═════ Stored data

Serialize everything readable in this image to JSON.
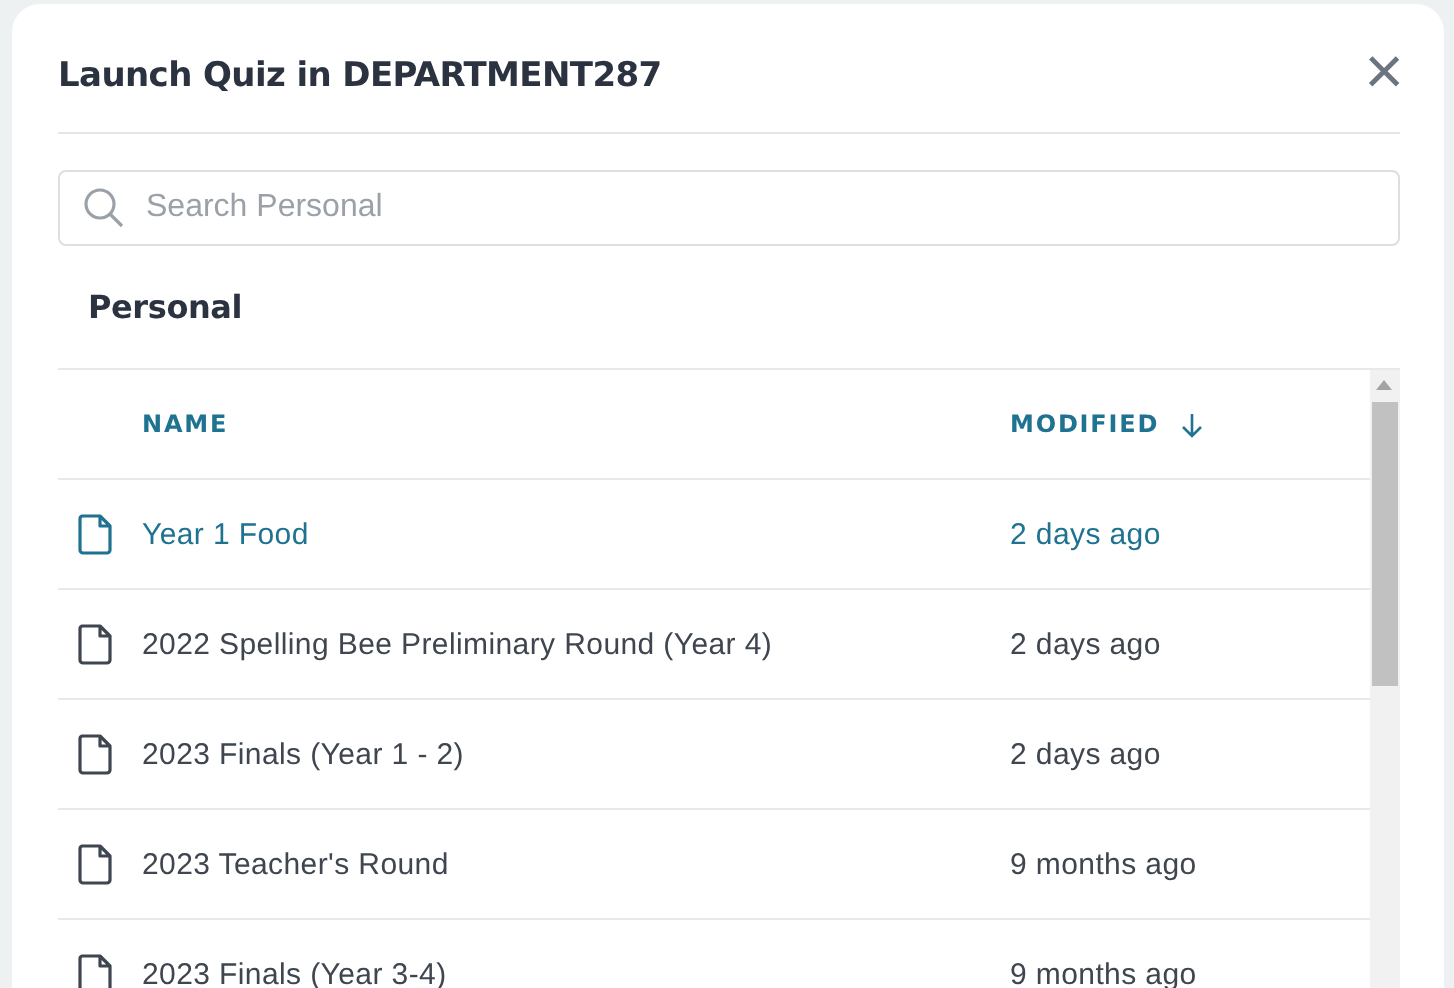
{
  "dialog": {
    "title": "Launch Quiz in DEPARTMENT287",
    "close": "×"
  },
  "search": {
    "placeholder": "Search Personal"
  },
  "section": "Personal",
  "table": {
    "columns": [
      {
        "label": "NAME",
        "sorted": false
      },
      {
        "label": "MODIFIED",
        "sorted": true
      }
    ],
    "rows": [
      {
        "name": "Year 1 Food",
        "modified": "2 days ago",
        "selected": true
      },
      {
        "name": "2022 Spelling Bee Preliminary Round (Year 4)",
        "modified": "2 days ago",
        "selected": false
      },
      {
        "name": "2023 Finals (Year 1 - 2)",
        "modified": "2 days ago",
        "selected": false
      },
      {
        "name": "2023 Teacher's Round",
        "modified": "9 months ago",
        "selected": false
      },
      {
        "name": "2023 Finals (Year 3-4)",
        "modified": "9 months ago",
        "selected": false
      }
    ]
  }
}
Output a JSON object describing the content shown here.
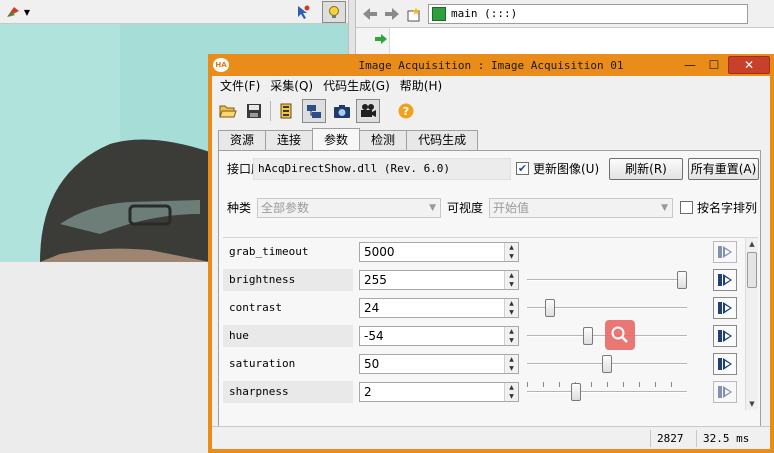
{
  "editor": {
    "procedure": "main (:::)"
  },
  "dialog": {
    "title": "Image Acquisition : Image Acquisition 01",
    "app_icon": "HA",
    "menu": [
      "文件(F)",
      "采集(Q)",
      "代码生成(G)",
      "帮助(H)"
    ],
    "tabs": [
      "资源",
      "连接",
      "参数",
      "检测",
      "代码生成"
    ],
    "active_tab": "参数",
    "interface_label": "接口库",
    "interface_value": "hAcqDirectShow.dll (Rev. 6.0)",
    "update_image_label": "更新图像(U)",
    "update_image_checked": true,
    "refresh_label": "刷新(R)",
    "reset_all_label": "所有重置(A)",
    "category_label": "种类",
    "category_value": "全部参数",
    "visibility_label": "可视度",
    "visibility_value": "开始值",
    "sort_label": "按名字排列",
    "sort_checked": false,
    "params": [
      {
        "name": "grab_timeout",
        "value": "5000"
      },
      {
        "name": "brightness",
        "value": "255",
        "slider": 1.0
      },
      {
        "name": "contrast",
        "value": "24",
        "slider": 0.12
      },
      {
        "name": "hue",
        "value": "-54",
        "slider": 0.37
      },
      {
        "name": "saturation",
        "value": "50",
        "slider": 0.5
      },
      {
        "name": "sharpness",
        "value": "2",
        "slider": 0.29
      }
    ],
    "status": {
      "count": "2827",
      "time": "32.5 ms"
    }
  }
}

══════════

In the entries above, find every line with the word "Round" and list it.

> _Completed task_
        "name": "2022 Spelling Bee Preliminary Round (Year 4)",
        "name": "2023 Teacher's Round",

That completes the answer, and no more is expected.